_Requirement_
What is the number of lines that include the word "left"? Provide only that figure.

++++ Dataset excerpts ++++

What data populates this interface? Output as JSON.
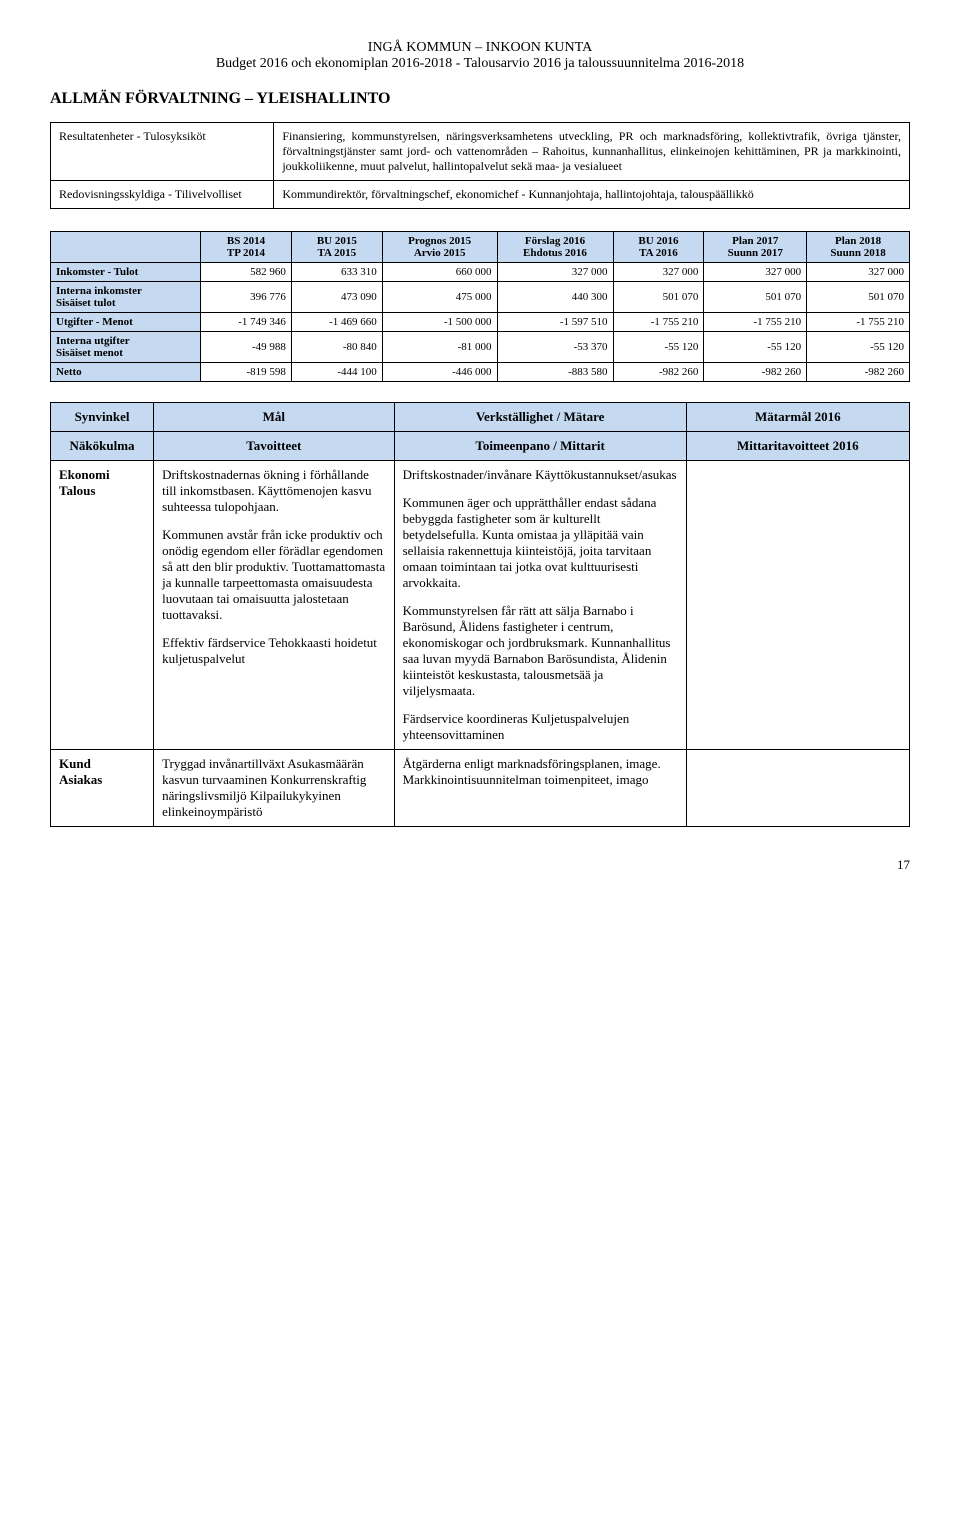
{
  "header": {
    "line1": "INGÅ KOMMUN – INKOON KUNTA",
    "line2": "Budget 2016 och ekonomiplan 2016-2018  -  Talousarvio 2016 ja taloussuunnitelma 2016-2018"
  },
  "section_title": "ALLMÄN FÖRVALTNING – YLEISHALLINTO",
  "def_table": {
    "rows": [
      {
        "left": "Resultatenheter - Tulosyksiköt",
        "right": "Finansiering, kommunstyrelsen, näringsverksamhetens utveckling, PR och marknadsföring, kollektivtrafik, övriga tjänster, förvaltningstjänster samt jord- och vattenområden – Rahoitus, kunnanhallitus, elinkeinojen kehittäminen, PR ja markkinointi, joukkoliikenne, muut palvelut, hallintopalvelut sekä maa- ja vesialueet"
      },
      {
        "left": "Redovisningsskyldiga - Tilivelvolliset",
        "right": "Kommundirektör, förvaltningschef, ekonomichef - Kunnanjohtaja, hallintojohtaja, talouspäällikkö"
      }
    ]
  },
  "fin_table": {
    "corner": "",
    "headers": [
      "BS 2014\nTP 2014",
      "BU 2015\nTA 2015",
      "Prognos 2015\nArvio 2015",
      "Förslag 2016\nEhdotus 2016",
      "BU 2016\nTA 2016",
      "Plan 2017\nSuunn 2017",
      "Plan 2018\nSuunn 2018"
    ],
    "rows": [
      {
        "label": "Inkomster - Tulot",
        "cells": [
          "582 960",
          "633 310",
          "660 000",
          "327 000",
          "327 000",
          "327 000",
          "327 000"
        ]
      },
      {
        "label": "Interna inkomster\nSisäiset tulot",
        "cells": [
          "396 776",
          "473 090",
          "475 000",
          "440 300",
          "501 070",
          "501 070",
          "501 070"
        ]
      },
      {
        "label": "Utgifter - Menot",
        "cells": [
          "-1 749 346",
          "-1 469 660",
          "-1 500 000",
          "-1 597 510",
          "-1 755 210",
          "-1 755 210",
          "-1 755 210"
        ]
      },
      {
        "label": "Interna utgifter\nSisäiset menot",
        "cells": [
          "-49 988",
          "-80 840",
          "-81 000",
          "-53 370",
          "-55 120",
          "-55 120",
          "-55 120"
        ]
      },
      {
        "label": "Netto",
        "cells": [
          "-819 598",
          "-444 100",
          "-446 000",
          "-883 580",
          "-982 260",
          "-982 260",
          "-982 260"
        ]
      }
    ]
  },
  "goals_table": {
    "header": {
      "c1a": "Synvinkel",
      "c2a": "Mål",
      "c3a": "Verkställighet / Mätare",
      "c4a": "Mätarmål 2016",
      "c1b": "Näkökulma",
      "c2b": "Tavoitteet",
      "c3b": "Toimeenpano / Mittarit",
      "c4b": "Mittaritavoitteet 2016"
    },
    "row_ekonomi": {
      "label": "Ekonomi\nTalous",
      "mal_p1": "Driftskostnadernas ökning i förhållande till inkomstbasen. Käyttömenojen kasvu suhteessa tulopohjaan.",
      "mal_p2": "Kommunen avstår från icke produktiv och onödig egendom eller förädlar egendomen så att den blir produktiv. Tuottamattomasta ja kunnalle tarpeettomasta omaisuudesta luovutaan tai omaisuutta jalostetaan tuottavaksi.",
      "mal_p3": "Effektiv färdservice Tehokkaasti hoidetut kuljetuspalvelut",
      "verk_p1": "Driftskostnader/invånare Käyttökustannukset/asukas",
      "verk_p2": "Kommunen äger och upprätthåller endast sådana bebyggda fastigheter som är kulturellt betydelsefulla. Kunta omistaa ja ylläpitää vain sellaisia rakennettuja kiinteistöjä, joita tarvitaan omaan toimintaan tai jotka ovat kulttuurisesti arvokkaita.",
      "verk_p3": "Kommunstyrelsen får rätt att sälja Barnabo i Barösund, Ålidens fastigheter i centrum, ekonomiskogar och jordbruksmark. Kunnanhallitus saa luvan myydä Barnabon Barösundista, Ålidenin kiinteistöt keskustasta, talousmetsää ja viljelysmaata.",
      "verk_p4": "Färdservice koordineras Kuljetuspalvelujen yhteensovittaminen",
      "mat": ""
    },
    "row_kund": {
      "label": "Kund\nAsiakas",
      "mal": "Tryggad invånartillväxt Asukasmäärän kasvun turvaaminen Konkurrenskraftig näringslivsmiljö Kilpailukykyinen elinkeinoympäristö",
      "verk": "Åtgärderna enligt marknadsföringsplanen, image. Markkinointisuunnitelman toimenpiteet, imago",
      "mat": ""
    }
  },
  "page_number": "17",
  "colors": {
    "header_bg": "#c5d9f1",
    "border": "#000000",
    "page_bg": "#ffffff",
    "text": "#000000"
  }
}
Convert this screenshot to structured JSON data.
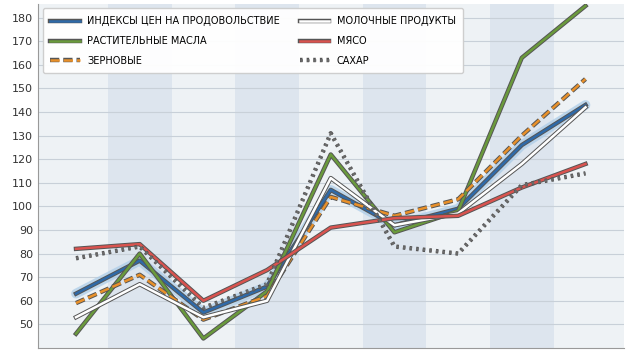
{
  "chart_data": {
    "type": "line",
    "categories": [
      null,
      null,
      null,
      null,
      null,
      null,
      null,
      null,
      null
    ],
    "series": [
      {
        "name": "ИНДЕКСЫ ЦЕН НА ПРОДОВОЛЬСТВИЕ",
        "color": "#2f6aa8",
        "line_style": "solid",
        "values": [
          63,
          77,
          55,
          66,
          107,
          92,
          99,
          126,
          143
        ]
      },
      {
        "name": "РАСТИТЕЛЬНЫЕ МАСЛА",
        "color": "#6a9a3c",
        "line_style": "solid",
        "values": [
          46,
          80,
          44,
          64,
          122,
          89,
          98,
          163,
          185
        ]
      },
      {
        "name": "ЗЕРНОВЫЕ",
        "color": "#e8902a",
        "line_style": "dashed",
        "values": [
          59,
          71,
          52,
          62,
          104,
          96,
          103,
          130,
          154
        ]
      },
      {
        "name": "МОЛОЧНЫЕ ПРОДУКТЫ",
        "color": "#ffffff",
        "line_style": "solid",
        "values": [
          53,
          67,
          53,
          60,
          112,
          92,
          97,
          118,
          142
        ]
      },
      {
        "name": "МЯСО",
        "color": "#d9534f",
        "line_style": "solid",
        "values": [
          82,
          84,
          60,
          73,
          91,
          95,
          96,
          108,
          118
        ]
      },
      {
        "name": "САХАР",
        "color": "#6b6b6b",
        "line_style": "dotted",
        "values": [
          78,
          83,
          57,
          67,
          131,
          83,
          80,
          109,
          114
        ]
      }
    ],
    "ylim": [
      40,
      186
    ],
    "yticks": [
      50,
      60,
      70,
      80,
      90,
      100,
      110,
      120,
      130,
      140,
      150,
      160,
      170,
      180
    ],
    "grid": true,
    "legend": "upper left",
    "tick_labels": "y"
  }
}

++++

_Answer to this task_
3